**TO BE DONE**
Filter the data below for the string "JSON" and copy each matching line.

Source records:

--------

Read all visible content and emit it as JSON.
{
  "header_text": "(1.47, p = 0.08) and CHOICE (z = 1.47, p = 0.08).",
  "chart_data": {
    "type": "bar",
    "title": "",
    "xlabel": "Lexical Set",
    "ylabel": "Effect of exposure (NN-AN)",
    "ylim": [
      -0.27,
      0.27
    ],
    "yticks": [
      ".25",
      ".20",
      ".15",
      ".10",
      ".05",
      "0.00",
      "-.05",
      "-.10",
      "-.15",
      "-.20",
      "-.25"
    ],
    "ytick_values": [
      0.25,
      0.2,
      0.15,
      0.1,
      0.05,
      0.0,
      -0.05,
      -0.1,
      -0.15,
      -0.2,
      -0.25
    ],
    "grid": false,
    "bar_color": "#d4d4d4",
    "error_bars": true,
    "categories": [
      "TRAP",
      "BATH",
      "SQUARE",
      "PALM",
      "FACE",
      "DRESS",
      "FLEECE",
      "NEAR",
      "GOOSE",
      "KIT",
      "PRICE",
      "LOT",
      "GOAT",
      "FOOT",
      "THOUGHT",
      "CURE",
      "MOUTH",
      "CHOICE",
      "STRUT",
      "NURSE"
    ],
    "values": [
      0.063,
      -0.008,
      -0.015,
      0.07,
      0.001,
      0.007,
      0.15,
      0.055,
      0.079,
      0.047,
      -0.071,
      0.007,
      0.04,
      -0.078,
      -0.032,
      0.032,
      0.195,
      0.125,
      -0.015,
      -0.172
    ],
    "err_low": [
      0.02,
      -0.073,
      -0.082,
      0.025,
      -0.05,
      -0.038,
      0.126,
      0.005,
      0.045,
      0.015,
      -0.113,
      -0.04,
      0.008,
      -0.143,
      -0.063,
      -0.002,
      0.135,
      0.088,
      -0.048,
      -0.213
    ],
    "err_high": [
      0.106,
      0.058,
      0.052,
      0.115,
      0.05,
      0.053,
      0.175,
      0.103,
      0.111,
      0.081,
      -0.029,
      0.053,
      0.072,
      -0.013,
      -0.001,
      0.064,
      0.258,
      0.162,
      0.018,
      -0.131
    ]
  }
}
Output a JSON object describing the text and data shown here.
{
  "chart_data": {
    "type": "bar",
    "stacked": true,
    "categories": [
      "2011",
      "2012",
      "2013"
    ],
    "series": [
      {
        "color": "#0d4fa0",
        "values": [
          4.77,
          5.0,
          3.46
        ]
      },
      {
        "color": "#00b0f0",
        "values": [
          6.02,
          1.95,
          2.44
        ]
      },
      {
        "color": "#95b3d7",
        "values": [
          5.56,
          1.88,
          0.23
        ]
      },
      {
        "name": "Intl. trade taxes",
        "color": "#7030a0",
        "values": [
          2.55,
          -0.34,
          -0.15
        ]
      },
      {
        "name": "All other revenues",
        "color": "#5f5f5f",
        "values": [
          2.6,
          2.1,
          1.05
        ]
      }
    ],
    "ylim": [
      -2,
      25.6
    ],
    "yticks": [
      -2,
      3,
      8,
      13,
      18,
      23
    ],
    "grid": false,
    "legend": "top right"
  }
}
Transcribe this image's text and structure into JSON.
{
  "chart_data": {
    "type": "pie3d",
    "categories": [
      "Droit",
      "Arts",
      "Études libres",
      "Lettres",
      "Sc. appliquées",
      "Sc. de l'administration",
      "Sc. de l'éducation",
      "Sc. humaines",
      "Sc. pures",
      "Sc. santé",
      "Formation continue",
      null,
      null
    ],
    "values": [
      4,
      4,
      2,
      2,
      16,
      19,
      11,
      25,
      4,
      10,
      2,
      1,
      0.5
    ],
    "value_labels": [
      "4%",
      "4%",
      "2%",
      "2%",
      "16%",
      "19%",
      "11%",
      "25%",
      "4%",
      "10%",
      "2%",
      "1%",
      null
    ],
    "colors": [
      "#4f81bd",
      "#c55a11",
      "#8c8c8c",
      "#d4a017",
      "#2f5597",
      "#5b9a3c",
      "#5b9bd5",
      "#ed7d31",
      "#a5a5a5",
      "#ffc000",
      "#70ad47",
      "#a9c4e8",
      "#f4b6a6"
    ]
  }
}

--------

**EXERCISE ANSWER**
Read all visible content and emit it as JSON.
Output a JSON object describing the text and data shown here.
Transcribe this image's text and structure into JSON.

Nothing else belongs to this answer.